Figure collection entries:
▼

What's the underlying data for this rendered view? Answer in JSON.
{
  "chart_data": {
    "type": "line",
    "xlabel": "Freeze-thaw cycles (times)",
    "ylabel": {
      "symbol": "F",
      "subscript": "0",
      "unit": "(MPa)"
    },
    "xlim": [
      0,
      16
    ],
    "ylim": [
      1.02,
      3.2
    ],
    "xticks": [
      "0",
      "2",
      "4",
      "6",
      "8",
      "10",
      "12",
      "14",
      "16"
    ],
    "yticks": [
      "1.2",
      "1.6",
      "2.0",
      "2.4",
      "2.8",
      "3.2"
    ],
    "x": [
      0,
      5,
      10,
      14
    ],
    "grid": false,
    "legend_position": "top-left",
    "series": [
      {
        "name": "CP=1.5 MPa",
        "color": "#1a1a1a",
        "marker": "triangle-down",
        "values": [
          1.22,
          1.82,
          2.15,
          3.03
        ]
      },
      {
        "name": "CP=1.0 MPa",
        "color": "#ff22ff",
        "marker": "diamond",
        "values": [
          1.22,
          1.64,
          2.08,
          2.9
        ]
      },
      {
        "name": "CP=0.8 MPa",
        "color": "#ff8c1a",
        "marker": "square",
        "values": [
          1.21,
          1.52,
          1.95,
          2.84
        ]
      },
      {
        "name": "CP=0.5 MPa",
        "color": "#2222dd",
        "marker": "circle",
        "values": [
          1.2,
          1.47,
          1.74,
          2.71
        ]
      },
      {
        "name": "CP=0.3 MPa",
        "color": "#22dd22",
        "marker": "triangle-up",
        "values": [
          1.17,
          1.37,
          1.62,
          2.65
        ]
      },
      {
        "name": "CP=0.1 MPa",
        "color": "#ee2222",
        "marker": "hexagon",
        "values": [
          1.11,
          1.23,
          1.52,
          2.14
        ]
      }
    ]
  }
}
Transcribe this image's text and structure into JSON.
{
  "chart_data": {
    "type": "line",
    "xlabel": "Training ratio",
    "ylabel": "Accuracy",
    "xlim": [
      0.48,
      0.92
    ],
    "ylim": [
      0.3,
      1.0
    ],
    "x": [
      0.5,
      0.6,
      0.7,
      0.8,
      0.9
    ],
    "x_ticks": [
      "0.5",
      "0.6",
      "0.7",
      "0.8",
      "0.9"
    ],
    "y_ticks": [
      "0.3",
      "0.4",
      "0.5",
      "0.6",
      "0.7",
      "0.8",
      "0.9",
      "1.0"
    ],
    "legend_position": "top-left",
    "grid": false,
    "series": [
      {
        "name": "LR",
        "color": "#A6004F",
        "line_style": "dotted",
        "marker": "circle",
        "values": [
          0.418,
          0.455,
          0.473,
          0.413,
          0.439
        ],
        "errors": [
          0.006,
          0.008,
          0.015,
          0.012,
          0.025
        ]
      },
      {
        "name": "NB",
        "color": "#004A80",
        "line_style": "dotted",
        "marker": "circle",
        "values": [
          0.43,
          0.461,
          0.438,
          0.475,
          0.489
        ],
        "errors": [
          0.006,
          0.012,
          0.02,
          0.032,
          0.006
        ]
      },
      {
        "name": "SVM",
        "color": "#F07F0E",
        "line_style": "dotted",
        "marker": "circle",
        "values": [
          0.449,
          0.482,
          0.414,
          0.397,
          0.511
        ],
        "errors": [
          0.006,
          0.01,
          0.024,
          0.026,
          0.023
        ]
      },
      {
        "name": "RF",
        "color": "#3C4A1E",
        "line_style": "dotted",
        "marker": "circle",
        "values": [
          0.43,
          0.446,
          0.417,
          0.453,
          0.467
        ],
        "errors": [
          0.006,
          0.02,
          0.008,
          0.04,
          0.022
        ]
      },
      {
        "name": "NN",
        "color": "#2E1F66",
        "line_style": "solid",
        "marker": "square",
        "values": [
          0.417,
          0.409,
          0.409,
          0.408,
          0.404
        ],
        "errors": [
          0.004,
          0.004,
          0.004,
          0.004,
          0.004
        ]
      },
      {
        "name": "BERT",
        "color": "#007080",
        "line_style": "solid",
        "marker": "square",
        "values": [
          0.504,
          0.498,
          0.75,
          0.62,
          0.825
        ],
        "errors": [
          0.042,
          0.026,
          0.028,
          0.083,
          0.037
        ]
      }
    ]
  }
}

▲

* _Your goal_
Write out every line of the entries that holds the word "color".

* _Written answer_
        "color": "#1a1a1a",
        "color": "#ff22ff",
        "color": "#ff8c1a",
        "color": "#2222dd",
        "color": "#22dd22",
        "color": "#ee2222",
        "color": "#A6004F",
        "color": "#004A80",
        "color": "#F07F0E",
        "color": "#3C4A1E",
        "color": "#2E1F66",
        "color": "#007080",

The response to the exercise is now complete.